(Task data):
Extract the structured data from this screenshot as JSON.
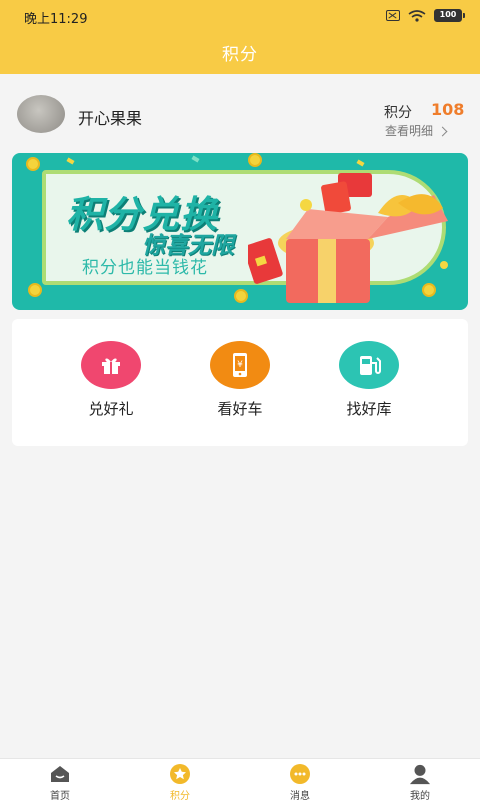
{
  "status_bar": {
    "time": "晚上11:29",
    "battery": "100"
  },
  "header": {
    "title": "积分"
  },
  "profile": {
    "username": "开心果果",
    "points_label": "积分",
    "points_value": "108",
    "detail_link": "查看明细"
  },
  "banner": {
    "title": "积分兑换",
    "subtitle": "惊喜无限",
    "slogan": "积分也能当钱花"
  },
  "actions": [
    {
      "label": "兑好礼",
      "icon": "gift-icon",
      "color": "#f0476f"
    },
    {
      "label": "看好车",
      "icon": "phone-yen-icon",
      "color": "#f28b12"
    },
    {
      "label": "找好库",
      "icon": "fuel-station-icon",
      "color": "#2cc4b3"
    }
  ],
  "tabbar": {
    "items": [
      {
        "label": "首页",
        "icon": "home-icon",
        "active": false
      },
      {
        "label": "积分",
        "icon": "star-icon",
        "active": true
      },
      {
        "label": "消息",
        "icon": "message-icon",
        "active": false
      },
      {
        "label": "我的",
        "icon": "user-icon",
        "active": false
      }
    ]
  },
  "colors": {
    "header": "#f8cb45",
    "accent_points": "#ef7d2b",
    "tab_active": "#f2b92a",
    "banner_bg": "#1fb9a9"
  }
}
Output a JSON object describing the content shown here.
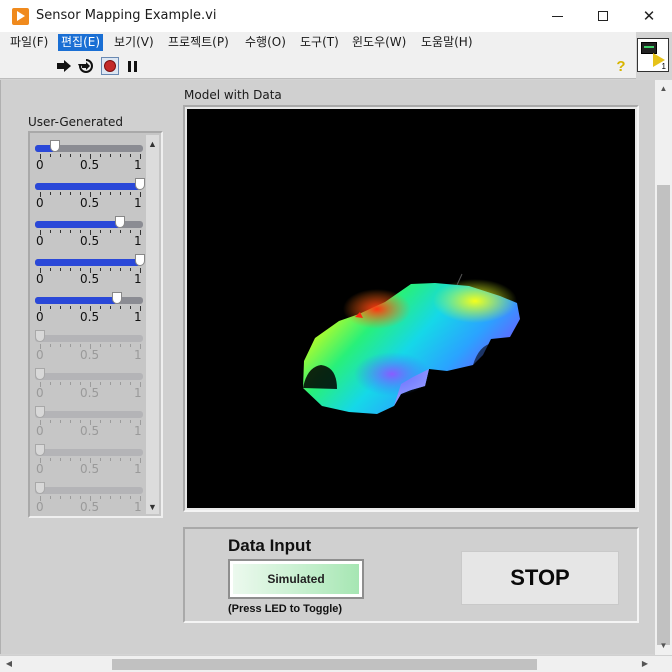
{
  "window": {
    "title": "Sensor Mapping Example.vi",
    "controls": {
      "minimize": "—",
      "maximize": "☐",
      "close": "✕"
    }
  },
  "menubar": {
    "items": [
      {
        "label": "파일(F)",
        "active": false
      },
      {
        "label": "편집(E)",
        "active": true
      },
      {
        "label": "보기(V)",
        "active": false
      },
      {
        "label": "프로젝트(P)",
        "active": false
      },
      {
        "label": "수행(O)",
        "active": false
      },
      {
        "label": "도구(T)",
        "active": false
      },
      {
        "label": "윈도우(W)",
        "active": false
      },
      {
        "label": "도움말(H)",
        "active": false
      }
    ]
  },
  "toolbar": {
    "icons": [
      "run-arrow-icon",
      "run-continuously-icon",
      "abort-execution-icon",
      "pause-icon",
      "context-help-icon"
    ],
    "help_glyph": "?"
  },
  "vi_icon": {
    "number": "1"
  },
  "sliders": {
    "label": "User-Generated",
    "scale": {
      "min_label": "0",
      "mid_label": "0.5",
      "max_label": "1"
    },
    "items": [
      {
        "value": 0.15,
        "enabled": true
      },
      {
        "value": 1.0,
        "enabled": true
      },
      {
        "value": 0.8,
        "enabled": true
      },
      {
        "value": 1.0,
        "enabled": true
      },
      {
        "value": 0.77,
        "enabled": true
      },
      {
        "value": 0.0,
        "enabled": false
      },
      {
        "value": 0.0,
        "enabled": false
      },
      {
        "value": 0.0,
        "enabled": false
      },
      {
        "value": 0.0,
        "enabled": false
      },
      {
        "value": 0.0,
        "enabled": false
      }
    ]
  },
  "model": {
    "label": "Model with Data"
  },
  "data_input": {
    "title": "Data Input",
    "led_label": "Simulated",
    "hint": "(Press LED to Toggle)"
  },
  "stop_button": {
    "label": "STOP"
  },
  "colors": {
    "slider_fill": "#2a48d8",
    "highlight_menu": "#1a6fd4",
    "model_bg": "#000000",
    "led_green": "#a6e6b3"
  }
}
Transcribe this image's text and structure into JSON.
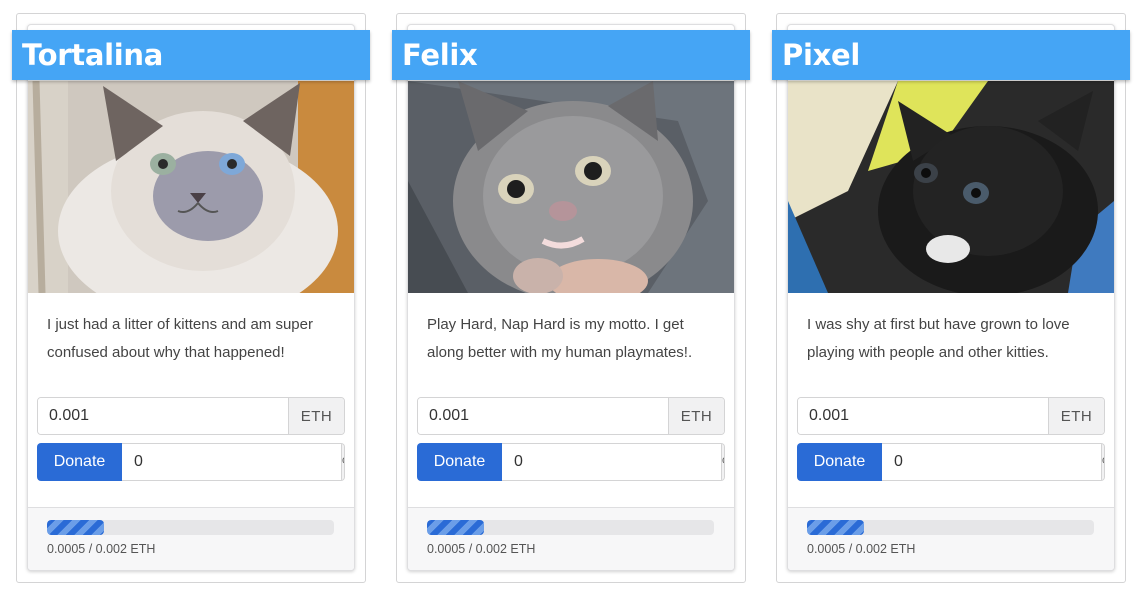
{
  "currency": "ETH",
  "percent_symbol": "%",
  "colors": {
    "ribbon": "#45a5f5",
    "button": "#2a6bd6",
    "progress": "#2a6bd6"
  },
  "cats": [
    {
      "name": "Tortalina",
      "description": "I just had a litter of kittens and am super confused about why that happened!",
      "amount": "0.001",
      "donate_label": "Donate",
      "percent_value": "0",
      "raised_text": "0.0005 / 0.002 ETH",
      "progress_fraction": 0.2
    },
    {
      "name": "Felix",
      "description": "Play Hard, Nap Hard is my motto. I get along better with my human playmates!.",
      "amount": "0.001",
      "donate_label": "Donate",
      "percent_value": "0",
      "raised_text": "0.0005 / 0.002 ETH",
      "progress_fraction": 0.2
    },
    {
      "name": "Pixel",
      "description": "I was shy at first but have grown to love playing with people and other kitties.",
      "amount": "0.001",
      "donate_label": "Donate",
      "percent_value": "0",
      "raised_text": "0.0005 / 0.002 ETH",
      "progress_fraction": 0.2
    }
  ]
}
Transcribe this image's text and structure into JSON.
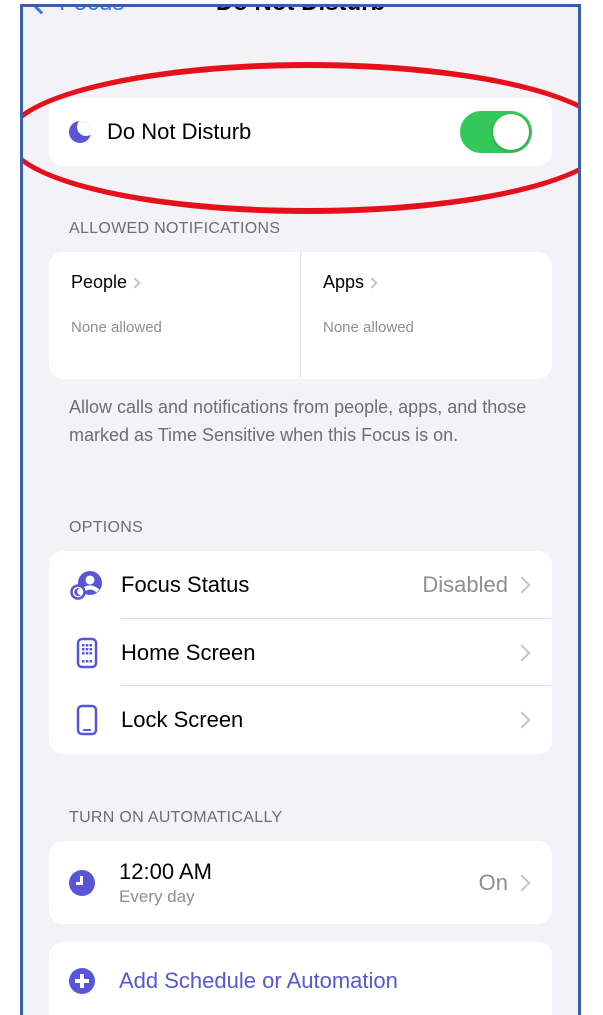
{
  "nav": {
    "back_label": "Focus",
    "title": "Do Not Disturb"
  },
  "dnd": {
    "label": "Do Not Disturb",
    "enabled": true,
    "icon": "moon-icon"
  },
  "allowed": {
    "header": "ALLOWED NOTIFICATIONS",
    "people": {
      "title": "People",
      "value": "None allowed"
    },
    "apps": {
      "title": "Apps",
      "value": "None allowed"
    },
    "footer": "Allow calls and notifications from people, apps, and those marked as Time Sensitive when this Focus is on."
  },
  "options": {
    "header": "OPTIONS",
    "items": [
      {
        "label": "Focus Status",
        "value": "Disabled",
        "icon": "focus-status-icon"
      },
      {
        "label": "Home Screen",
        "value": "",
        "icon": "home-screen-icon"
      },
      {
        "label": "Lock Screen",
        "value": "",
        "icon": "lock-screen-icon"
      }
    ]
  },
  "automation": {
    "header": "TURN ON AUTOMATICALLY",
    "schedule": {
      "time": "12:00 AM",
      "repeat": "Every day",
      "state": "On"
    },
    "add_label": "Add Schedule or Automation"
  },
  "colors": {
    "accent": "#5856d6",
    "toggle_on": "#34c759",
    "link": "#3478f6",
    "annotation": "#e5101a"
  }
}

(Work to do):
Reproduce every line of the listing above in which the string "this" appears.

(Expected answer):
Extract the structured data from this screenshot as JSON.
Transcribe this image's text and structure into JSON.
Transcribe this image's text and structure into JSON.
    "footer": "Allow calls and notifications from people, apps, and those marked as Time Sensitive when this Focus is on."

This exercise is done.